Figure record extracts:
-- Begin --

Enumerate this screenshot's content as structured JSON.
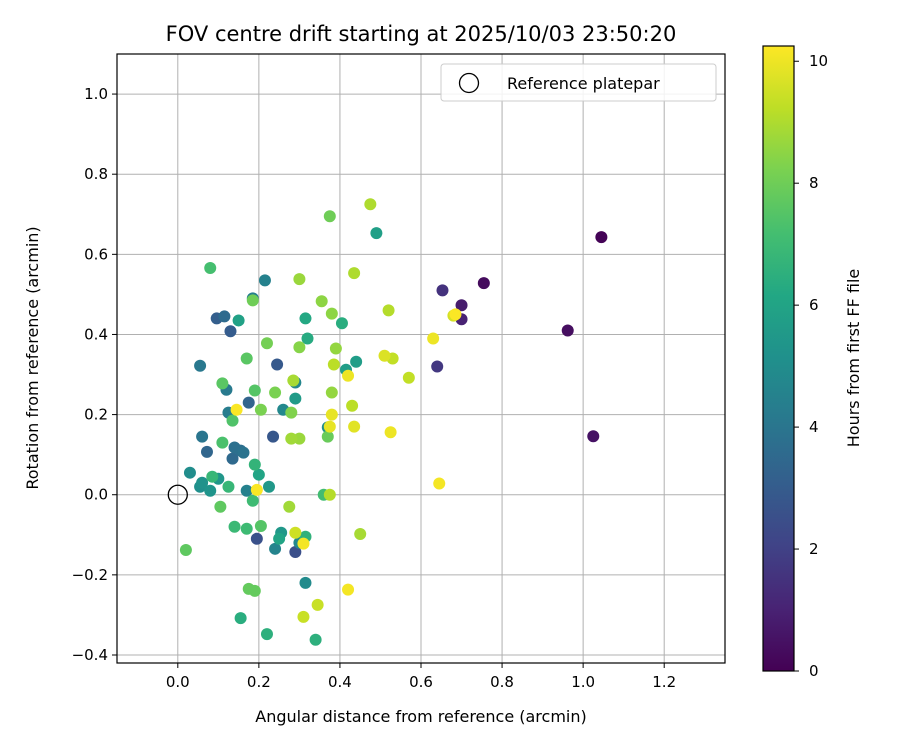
{
  "chart_data": {
    "type": "scatter",
    "title": "FOV centre drift starting at 2025/10/03 23:50:20",
    "xlabel": "Angular distance from reference (arcmin)",
    "ylabel": "Rotation from reference (arcmin)",
    "xlim": [
      -0.15,
      1.35
    ],
    "ylim": [
      -0.42,
      1.1
    ],
    "xticks": [
      0.0,
      0.2,
      0.4,
      0.6,
      0.8,
      1.0,
      1.2
    ],
    "xtick_labels": [
      "0.0",
      "0.2",
      "0.4",
      "0.6",
      "0.8",
      "1.0",
      "1.2"
    ],
    "yticks": [
      -0.4,
      -0.2,
      0.0,
      0.2,
      0.4,
      0.6,
      0.8,
      1.0
    ],
    "ytick_labels": [
      "−0.4",
      "−0.2",
      "0.0",
      "0.2",
      "0.4",
      "0.6",
      "0.8",
      "1.0"
    ],
    "grid": true,
    "legend": {
      "placement": "top-right",
      "entries": [
        "Reference platepar"
      ]
    },
    "reference_point": {
      "x": 0.0,
      "y": 0.0,
      "label": "Reference platepar"
    },
    "colorbar": {
      "label": "Hours from first FF file",
      "range": [
        0,
        10.25
      ],
      "ticks": [
        0,
        2,
        4,
        6,
        8,
        10
      ],
      "tick_labels": [
        "0",
        "2",
        "4",
        "6",
        "8",
        "10"
      ],
      "colormap": "viridis"
    },
    "points": [
      {
        "x": 1.045,
        "y": 0.643,
        "h": 0.05
      },
      {
        "x": 0.755,
        "y": 0.528,
        "h": 0.3
      },
      {
        "x": 0.962,
        "y": 0.41,
        "h": 0.4
      },
      {
        "x": 1.025,
        "y": 0.146,
        "h": 0.5
      },
      {
        "x": 0.7,
        "y": 0.473,
        "h": 0.8
      },
      {
        "x": 0.7,
        "y": 0.438,
        "h": 1.0
      },
      {
        "x": 0.653,
        "y": 0.51,
        "h": 1.5
      },
      {
        "x": 0.64,
        "y": 0.32,
        "h": 1.7
      },
      {
        "x": 0.29,
        "y": -0.143,
        "h": 2.5
      },
      {
        "x": 0.195,
        "y": -0.11,
        "h": 2.6
      },
      {
        "x": 0.235,
        "y": 0.145,
        "h": 2.8
      },
      {
        "x": 0.245,
        "y": 0.325,
        "h": 2.9
      },
      {
        "x": 0.13,
        "y": 0.408,
        "h": 3.0
      },
      {
        "x": 0.096,
        "y": 0.44,
        "h": 3.1
      },
      {
        "x": 0.175,
        "y": 0.23,
        "h": 3.3
      },
      {
        "x": 0.072,
        "y": 0.107,
        "h": 3.4
      },
      {
        "x": 0.135,
        "y": 0.09,
        "h": 3.5
      },
      {
        "x": 0.115,
        "y": 0.445,
        "h": 3.6
      },
      {
        "x": 0.155,
        "y": 0.11,
        "h": 3.7
      },
      {
        "x": 0.14,
        "y": 0.118,
        "h": 3.8
      },
      {
        "x": 0.162,
        "y": 0.105,
        "h": 3.9
      },
      {
        "x": 0.06,
        "y": 0.145,
        "h": 4.0
      },
      {
        "x": 0.055,
        "y": 0.322,
        "h": 4.1
      },
      {
        "x": 0.12,
        "y": 0.262,
        "h": 4.2
      },
      {
        "x": 0.125,
        "y": 0.205,
        "h": 4.3
      },
      {
        "x": 0.185,
        "y": 0.49,
        "h": 4.4
      },
      {
        "x": 0.215,
        "y": 0.535,
        "h": 4.5
      },
      {
        "x": 0.17,
        "y": 0.01,
        "h": 4.5
      },
      {
        "x": 0.24,
        "y": -0.135,
        "h": 4.6
      },
      {
        "x": 0.29,
        "y": 0.28,
        "h": 4.7
      },
      {
        "x": 0.26,
        "y": 0.212,
        "h": 4.8
      },
      {
        "x": 0.3,
        "y": -0.12,
        "h": 4.8
      },
      {
        "x": 0.315,
        "y": -0.22,
        "h": 4.9
      },
      {
        "x": 0.37,
        "y": 0.168,
        "h": 5.0
      },
      {
        "x": 0.03,
        "y": 0.055,
        "h": 5.0
      },
      {
        "x": 0.055,
        "y": 0.02,
        "h": 5.1
      },
      {
        "x": 0.06,
        "y": 0.03,
        "h": 5.2
      },
      {
        "x": 0.08,
        "y": 0.01,
        "h": 5.3
      },
      {
        "x": 0.1,
        "y": 0.04,
        "h": 5.4
      },
      {
        "x": 0.225,
        "y": 0.02,
        "h": 5.5
      },
      {
        "x": 0.255,
        "y": -0.095,
        "h": 5.5
      },
      {
        "x": 0.29,
        "y": 0.24,
        "h": 5.6
      },
      {
        "x": 0.415,
        "y": 0.312,
        "h": 5.7
      },
      {
        "x": 0.44,
        "y": 0.332,
        "h": 5.7
      },
      {
        "x": 0.49,
        "y": 0.653,
        "h": 5.8
      },
      {
        "x": 0.15,
        "y": 0.435,
        "h": 5.9
      },
      {
        "x": 0.2,
        "y": 0.05,
        "h": 6.0
      },
      {
        "x": 0.25,
        "y": -0.11,
        "h": 6.0
      },
      {
        "x": 0.315,
        "y": 0.44,
        "h": 6.2
      },
      {
        "x": 0.32,
        "y": 0.39,
        "h": 6.3
      },
      {
        "x": 0.405,
        "y": 0.428,
        "h": 6.4
      },
      {
        "x": 0.155,
        "y": -0.308,
        "h": 6.4
      },
      {
        "x": 0.22,
        "y": -0.348,
        "h": 6.5
      },
      {
        "x": 0.34,
        "y": -0.362,
        "h": 6.5
      },
      {
        "x": 0.315,
        "y": -0.105,
        "h": 6.6
      },
      {
        "x": 0.19,
        "y": 0.075,
        "h": 6.7
      },
      {
        "x": 0.085,
        "y": 0.045,
        "h": 6.8
      },
      {
        "x": 0.125,
        "y": 0.02,
        "h": 6.8
      },
      {
        "x": 0.14,
        "y": -0.08,
        "h": 6.9
      },
      {
        "x": 0.17,
        "y": -0.085,
        "h": 7.0
      },
      {
        "x": 0.185,
        "y": -0.015,
        "h": 7.0
      },
      {
        "x": 0.36,
        "y": 0.0,
        "h": 7.1
      },
      {
        "x": 0.08,
        "y": 0.566,
        "h": 7.2
      },
      {
        "x": 0.11,
        "y": 0.13,
        "h": 7.3
      },
      {
        "x": 0.135,
        "y": 0.185,
        "h": 7.4
      },
      {
        "x": 0.205,
        "y": -0.078,
        "h": 7.5
      },
      {
        "x": 0.19,
        "y": 0.26,
        "h": 7.5
      },
      {
        "x": 0.17,
        "y": 0.34,
        "h": 7.6
      },
      {
        "x": 0.11,
        "y": 0.278,
        "h": 7.6
      },
      {
        "x": 0.105,
        "y": -0.03,
        "h": 7.7
      },
      {
        "x": 0.02,
        "y": -0.138,
        "h": 7.7
      },
      {
        "x": 0.175,
        "y": -0.235,
        "h": 7.8
      },
      {
        "x": 0.19,
        "y": -0.24,
        "h": 7.8
      },
      {
        "x": 0.37,
        "y": 0.145,
        "h": 7.9
      },
      {
        "x": 0.375,
        "y": 0.695,
        "h": 8.0
      },
      {
        "x": 0.185,
        "y": 0.485,
        "h": 8.0
      },
      {
        "x": 0.22,
        "y": 0.378,
        "h": 8.1
      },
      {
        "x": 0.24,
        "y": 0.255,
        "h": 8.2
      },
      {
        "x": 0.205,
        "y": 0.212,
        "h": 8.2
      },
      {
        "x": 0.28,
        "y": 0.205,
        "h": 8.3
      },
      {
        "x": 0.3,
        "y": 0.368,
        "h": 8.4
      },
      {
        "x": 0.355,
        "y": 0.483,
        "h": 8.5
      },
      {
        "x": 0.38,
        "y": 0.452,
        "h": 8.5
      },
      {
        "x": 0.38,
        "y": 0.255,
        "h": 8.6
      },
      {
        "x": 0.39,
        "y": 0.365,
        "h": 8.6
      },
      {
        "x": 0.3,
        "y": 0.538,
        "h": 8.7
      },
      {
        "x": 0.3,
        "y": 0.14,
        "h": 8.7
      },
      {
        "x": 0.28,
        "y": 0.14,
        "h": 8.8
      },
      {
        "x": 0.275,
        "y": -0.03,
        "h": 8.8
      },
      {
        "x": 0.285,
        "y": 0.285,
        "h": 8.9
      },
      {
        "x": 0.45,
        "y": -0.098,
        "h": 8.9
      },
      {
        "x": 0.475,
        "y": 0.725,
        "h": 9.0
      },
      {
        "x": 0.435,
        "y": 0.553,
        "h": 9.0
      },
      {
        "x": 0.52,
        "y": 0.46,
        "h": 9.1
      },
      {
        "x": 0.375,
        "y": 0.0,
        "h": 9.1
      },
      {
        "x": 0.385,
        "y": 0.325,
        "h": 9.2
      },
      {
        "x": 0.43,
        "y": 0.222,
        "h": 9.2
      },
      {
        "x": 0.53,
        "y": 0.34,
        "h": 9.3
      },
      {
        "x": 0.57,
        "y": 0.292,
        "h": 9.3
      },
      {
        "x": 0.345,
        "y": -0.275,
        "h": 9.4
      },
      {
        "x": 0.31,
        "y": -0.305,
        "h": 9.4
      },
      {
        "x": 0.29,
        "y": -0.095,
        "h": 9.5
      },
      {
        "x": 0.68,
        "y": 0.447,
        "h": 9.6
      },
      {
        "x": 0.51,
        "y": 0.347,
        "h": 9.7
      },
      {
        "x": 0.435,
        "y": 0.17,
        "h": 9.8
      },
      {
        "x": 0.375,
        "y": 0.17,
        "h": 9.9
      },
      {
        "x": 0.38,
        "y": 0.2,
        "h": 9.9
      },
      {
        "x": 0.42,
        "y": 0.297,
        "h": 10.0
      },
      {
        "x": 0.525,
        "y": 0.156,
        "h": 10.0
      },
      {
        "x": 0.63,
        "y": 0.39,
        "h": 10.0
      },
      {
        "x": 0.645,
        "y": 0.028,
        "h": 10.1
      },
      {
        "x": 0.42,
        "y": -0.237,
        "h": 10.1
      },
      {
        "x": 0.31,
        "y": -0.122,
        "h": 10.1
      },
      {
        "x": 0.195,
        "y": 0.012,
        "h": 10.2
      },
      {
        "x": 0.145,
        "y": 0.212,
        "h": 10.2
      },
      {
        "x": 0.685,
        "y": 0.45,
        "h": 10.2
      }
    ]
  }
}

-- End --

Problem statement: Which lines include "from"? Copy each of them out.

Output of the exercise:
    "xlabel": "Angular distance from reference (arcmin)",
    "ylabel": "Rotation from reference (arcmin)",
      "label": "Hours from first FF file",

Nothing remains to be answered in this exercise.